# CHALLENGE
What follows is a listing. Return every line of it exactly.

Structured figure records
§
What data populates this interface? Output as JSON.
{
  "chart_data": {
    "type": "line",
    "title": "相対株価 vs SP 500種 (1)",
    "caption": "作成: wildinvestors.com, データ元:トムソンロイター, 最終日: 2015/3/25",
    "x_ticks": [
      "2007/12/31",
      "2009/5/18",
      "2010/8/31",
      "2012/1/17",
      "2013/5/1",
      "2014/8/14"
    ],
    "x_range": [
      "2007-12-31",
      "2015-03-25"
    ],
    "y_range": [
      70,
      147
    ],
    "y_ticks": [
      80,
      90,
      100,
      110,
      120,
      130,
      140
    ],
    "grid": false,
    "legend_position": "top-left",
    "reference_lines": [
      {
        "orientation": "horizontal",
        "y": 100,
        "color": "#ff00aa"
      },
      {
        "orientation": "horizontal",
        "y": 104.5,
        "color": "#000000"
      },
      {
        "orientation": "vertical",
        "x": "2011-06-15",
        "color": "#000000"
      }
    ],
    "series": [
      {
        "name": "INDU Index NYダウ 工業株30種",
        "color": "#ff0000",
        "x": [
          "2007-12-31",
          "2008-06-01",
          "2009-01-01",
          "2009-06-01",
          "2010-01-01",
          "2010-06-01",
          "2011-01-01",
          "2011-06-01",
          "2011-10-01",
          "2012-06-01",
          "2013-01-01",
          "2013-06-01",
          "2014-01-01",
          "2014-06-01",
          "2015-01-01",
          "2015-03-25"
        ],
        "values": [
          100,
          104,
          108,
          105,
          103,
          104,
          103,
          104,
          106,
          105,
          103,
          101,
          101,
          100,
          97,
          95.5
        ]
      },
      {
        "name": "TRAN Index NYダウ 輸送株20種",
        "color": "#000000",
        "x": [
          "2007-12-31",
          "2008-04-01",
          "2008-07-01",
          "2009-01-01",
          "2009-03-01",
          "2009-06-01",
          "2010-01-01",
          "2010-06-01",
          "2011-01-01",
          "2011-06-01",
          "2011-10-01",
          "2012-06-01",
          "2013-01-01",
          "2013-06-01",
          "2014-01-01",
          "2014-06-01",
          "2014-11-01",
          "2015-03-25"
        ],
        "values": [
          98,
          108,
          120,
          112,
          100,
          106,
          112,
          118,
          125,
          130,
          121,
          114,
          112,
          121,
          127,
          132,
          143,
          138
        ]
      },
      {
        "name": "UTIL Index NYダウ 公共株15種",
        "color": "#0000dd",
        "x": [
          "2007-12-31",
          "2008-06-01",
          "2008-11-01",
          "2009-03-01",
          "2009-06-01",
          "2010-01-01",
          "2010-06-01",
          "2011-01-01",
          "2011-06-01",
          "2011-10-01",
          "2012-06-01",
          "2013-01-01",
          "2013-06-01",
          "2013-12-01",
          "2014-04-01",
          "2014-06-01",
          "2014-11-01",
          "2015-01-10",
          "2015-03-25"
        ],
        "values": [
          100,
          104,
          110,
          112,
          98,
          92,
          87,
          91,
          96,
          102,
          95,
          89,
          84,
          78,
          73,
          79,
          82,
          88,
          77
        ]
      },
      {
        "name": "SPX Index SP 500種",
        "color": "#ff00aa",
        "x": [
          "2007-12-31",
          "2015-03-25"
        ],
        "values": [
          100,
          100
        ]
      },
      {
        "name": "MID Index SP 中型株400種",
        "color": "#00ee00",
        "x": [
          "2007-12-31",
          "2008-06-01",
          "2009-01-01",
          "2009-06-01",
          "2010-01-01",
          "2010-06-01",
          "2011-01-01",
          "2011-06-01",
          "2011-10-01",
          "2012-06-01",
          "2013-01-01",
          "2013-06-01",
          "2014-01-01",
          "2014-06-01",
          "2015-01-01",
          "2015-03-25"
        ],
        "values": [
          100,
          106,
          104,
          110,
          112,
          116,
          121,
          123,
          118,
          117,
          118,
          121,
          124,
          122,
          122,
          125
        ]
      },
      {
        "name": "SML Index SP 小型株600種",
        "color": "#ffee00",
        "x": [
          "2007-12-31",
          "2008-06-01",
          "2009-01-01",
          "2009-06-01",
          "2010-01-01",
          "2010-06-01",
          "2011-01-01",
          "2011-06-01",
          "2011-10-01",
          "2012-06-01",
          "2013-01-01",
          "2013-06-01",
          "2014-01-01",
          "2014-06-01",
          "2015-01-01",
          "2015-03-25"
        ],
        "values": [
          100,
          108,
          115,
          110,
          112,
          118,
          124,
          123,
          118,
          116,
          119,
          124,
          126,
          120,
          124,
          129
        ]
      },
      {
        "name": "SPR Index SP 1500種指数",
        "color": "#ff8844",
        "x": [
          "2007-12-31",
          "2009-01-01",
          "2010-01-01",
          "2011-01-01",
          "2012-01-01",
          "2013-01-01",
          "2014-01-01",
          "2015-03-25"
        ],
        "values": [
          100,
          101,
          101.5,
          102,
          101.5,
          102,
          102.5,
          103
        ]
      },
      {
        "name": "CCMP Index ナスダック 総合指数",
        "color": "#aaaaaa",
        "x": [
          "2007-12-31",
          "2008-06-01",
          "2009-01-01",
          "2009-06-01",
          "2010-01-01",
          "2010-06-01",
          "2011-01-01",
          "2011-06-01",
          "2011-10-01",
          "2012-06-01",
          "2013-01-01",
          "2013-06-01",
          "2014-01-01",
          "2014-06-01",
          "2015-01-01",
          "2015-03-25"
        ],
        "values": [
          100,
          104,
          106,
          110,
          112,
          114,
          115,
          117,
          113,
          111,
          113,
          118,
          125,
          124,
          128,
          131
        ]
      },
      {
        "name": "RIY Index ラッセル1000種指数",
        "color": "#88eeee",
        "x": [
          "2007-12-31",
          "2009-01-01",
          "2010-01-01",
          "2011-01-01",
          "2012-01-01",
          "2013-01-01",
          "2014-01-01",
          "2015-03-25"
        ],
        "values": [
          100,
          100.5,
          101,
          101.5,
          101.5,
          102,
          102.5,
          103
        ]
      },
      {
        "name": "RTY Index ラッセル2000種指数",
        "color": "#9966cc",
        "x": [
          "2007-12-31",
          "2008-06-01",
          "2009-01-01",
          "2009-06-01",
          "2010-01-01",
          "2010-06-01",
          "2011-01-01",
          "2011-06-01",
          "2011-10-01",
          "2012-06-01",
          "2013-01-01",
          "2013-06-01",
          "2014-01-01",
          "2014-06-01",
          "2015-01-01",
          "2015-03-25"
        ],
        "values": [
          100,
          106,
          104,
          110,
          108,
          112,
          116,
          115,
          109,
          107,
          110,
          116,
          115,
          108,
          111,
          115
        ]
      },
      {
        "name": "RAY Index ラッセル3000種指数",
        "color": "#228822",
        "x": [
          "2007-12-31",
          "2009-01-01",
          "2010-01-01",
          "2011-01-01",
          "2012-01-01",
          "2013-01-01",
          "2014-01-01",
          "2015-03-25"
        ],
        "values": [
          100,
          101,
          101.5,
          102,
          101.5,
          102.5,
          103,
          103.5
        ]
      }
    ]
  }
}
§
# OUTPUT OF THE EXERCISE
What data populates this interface? Output as JSON.
{
  "chart_data": {
    "type": "line",
    "title": "相対株価 vs SP 500種 (1)",
    "caption": "作成: wildinvestors.com, データ元:トムソンロイター, 最終日: 2015/3/25",
    "x_ticks": [
      "2007/12/31",
      "2009/5/18",
      "2010/8/31",
      "2012/1/17",
      "2013/5/1",
      "2014/8/14"
    ],
    "x_range": [
      "2007-12-31",
      "2015-03-25"
    ],
    "y_range": [
      70,
      147
    ],
    "y_ticks": [
      80,
      90,
      100,
      110,
      120,
      130,
      140
    ],
    "grid": false,
    "legend_position": "top-left",
    "reference_lines": [
      {
        "orientation": "horizontal",
        "y": 100,
        "color": "#ff00aa"
      },
      {
        "orientation": "horizontal",
        "y": 104.5,
        "color": "#000000"
      },
      {
        "orientation": "vertical",
        "x": "2011-06-15",
        "color": "#000000"
      }
    ],
    "series": [
      {
        "name": "INDU Index NYダウ 工業株30種",
        "color": "#ff0000",
        "x": [
          "2007-12-31",
          "2008-06-01",
          "2009-01-01",
          "2009-06-01",
          "2010-01-01",
          "2010-06-01",
          "2011-01-01",
          "2011-06-01",
          "2011-10-01",
          "2012-06-01",
          "2013-01-01",
          "2013-06-01",
          "2014-01-01",
          "2014-06-01",
          "2015-01-01",
          "2015-03-25"
        ],
        "values": [
          100,
          104,
          108,
          105,
          103,
          104,
          103,
          104,
          106,
          105,
          103,
          101,
          101,
          100,
          97,
          95.5
        ]
      },
      {
        "name": "TRAN Index NYダウ 輸送株20種",
        "color": "#000000",
        "x": [
          "2007-12-31",
          "2008-04-01",
          "2008-07-01",
          "2009-01-01",
          "2009-03-01",
          "2009-06-01",
          "2010-01-01",
          "2010-06-01",
          "2011-01-01",
          "2011-06-01",
          "2011-10-01",
          "2012-06-01",
          "2013-01-01",
          "2013-06-01",
          "2014-01-01",
          "2014-06-01",
          "2014-11-01",
          "2015-03-25"
        ],
        "values": [
          98,
          108,
          120,
          112,
          100,
          106,
          112,
          118,
          125,
          130,
          121,
          114,
          112,
          121,
          127,
          132,
          143,
          138
        ]
      },
      {
        "name": "UTIL Index NYダウ 公共株15種",
        "color": "#0000dd",
        "x": [
          "2007-12-31",
          "2008-06-01",
          "2008-11-01",
          "2009-03-01",
          "2009-06-01",
          "2010-01-01",
          "2010-06-01",
          "2011-01-01",
          "2011-06-01",
          "2011-10-01",
          "2012-06-01",
          "2013-01-01",
          "2013-06-01",
          "2013-12-01",
          "2014-04-01",
          "2014-06-01",
          "2014-11-01",
          "2015-01-10",
          "2015-03-25"
        ],
        "values": [
          100,
          104,
          110,
          112,
          98,
          92,
          87,
          91,
          96,
          102,
          95,
          89,
          84,
          78,
          73,
          79,
          82,
          88,
          77
        ]
      },
      {
        "name": "SPX Index SP 500種",
        "color": "#ff00aa",
        "x": [
          "2007-12-31",
          "2015-03-25"
        ],
        "values": [
          100,
          100
        ]
      },
      {
        "name": "MID Index SP 中型株400種",
        "color": "#00ee00",
        "x": [
          "2007-12-31",
          "2008-06-01",
          "2009-01-01",
          "2009-06-01",
          "2010-01-01",
          "2010-06-01",
          "2011-01-01",
          "2011-06-01",
          "2011-10-01",
          "2012-06-01",
          "2013-01-01",
          "2013-06-01",
          "2014-01-01",
          "2014-06-01",
          "2015-01-01",
          "2015-03-25"
        ],
        "values": [
          100,
          106,
          104,
          110,
          112,
          116,
          121,
          123,
          118,
          117,
          118,
          121,
          124,
          122,
          122,
          125
        ]
      },
      {
        "name": "SML Index SP 小型株600種",
        "color": "#ffee00",
        "x": [
          "2007-12-31",
          "2008-06-01",
          "2009-01-01",
          "2009-06-01",
          "2010-01-01",
          "2010-06-01",
          "2011-01-01",
          "2011-06-01",
          "2011-10-01",
          "2012-06-01",
          "2013-01-01",
          "2013-06-01",
          "2014-01-01",
          "2014-06-01",
          "2015-01-01",
          "2015-03-25"
        ],
        "values": [
          100,
          108,
          115,
          110,
          112,
          118,
          124,
          123,
          118,
          116,
          119,
          124,
          126,
          120,
          124,
          129
        ]
      },
      {
        "name": "SPR Index SP 1500種指数",
        "color": "#ff8844",
        "x": [
          "2007-12-31",
          "2009-01-01",
          "2010-01-01",
          "2011-01-01",
          "2012-01-01",
          "2013-01-01",
          "2014-01-01",
          "2015-03-25"
        ],
        "values": [
          100,
          101,
          101.5,
          102,
          101.5,
          102,
          102.5,
          103
        ]
      },
      {
        "name": "CCMP Index ナスダック 総合指数",
        "color": "#aaaaaa",
        "x": [
          "2007-12-31",
          "2008-06-01",
          "2009-01-01",
          "2009-06-01",
          "2010-01-01",
          "2010-06-01",
          "2011-01-01",
          "2011-06-01",
          "2011-10-01",
          "2012-06-01",
          "2013-01-01",
          "2013-06-01",
          "2014-01-01",
          "2014-06-01",
          "2015-01-01",
          "2015-03-25"
        ],
        "values": [
          100,
          104,
          106,
          110,
          112,
          114,
          115,
          117,
          113,
          111,
          113,
          118,
          125,
          124,
          128,
          131
        ]
      },
      {
        "name": "RIY Index ラッセル1000種指数",
        "color": "#88eeee",
        "x": [
          "2007-12-31",
          "2009-01-01",
          "2010-01-01",
          "2011-01-01",
          "2012-01-01",
          "2013-01-01",
          "2014-01-01",
          "2015-03-25"
        ],
        "values": [
          100,
          100.5,
          101,
          101.5,
          101.5,
          102,
          102.5,
          103
        ]
      },
      {
        "name": "RTY Index ラッセル2000種指数",
        "color": "#9966cc",
        "x": [
          "2007-12-31",
          "2008-06-01",
          "2009-01-01",
          "2009-06-01",
          "2010-01-01",
          "2010-06-01",
          "2011-01-01",
          "2011-06-01",
          "2011-10-01",
          "2012-06-01",
          "2013-01-01",
          "2013-06-01",
          "2014-01-01",
          "2014-06-01",
          "2015-01-01",
          "2015-03-25"
        ],
        "values": [
          100,
          106,
          104,
          110,
          108,
          112,
          116,
          115,
          109,
          107,
          110,
          116,
          115,
          108,
          111,
          115
        ]
      },
      {
        "name": "RAY Index ラッセル3000種指数",
        "color": "#228822",
        "x": [
          "2007-12-31",
          "2009-01-01",
          "2010-01-01",
          "2011-01-01",
          "2012-01-01",
          "2013-01-01",
          "2014-01-01",
          "2015-03-25"
        ],
        "values": [
          100,
          101,
          101.5,
          102,
          101.5,
          102.5,
          103,
          103.5
        ]
      }
    ]
  }
}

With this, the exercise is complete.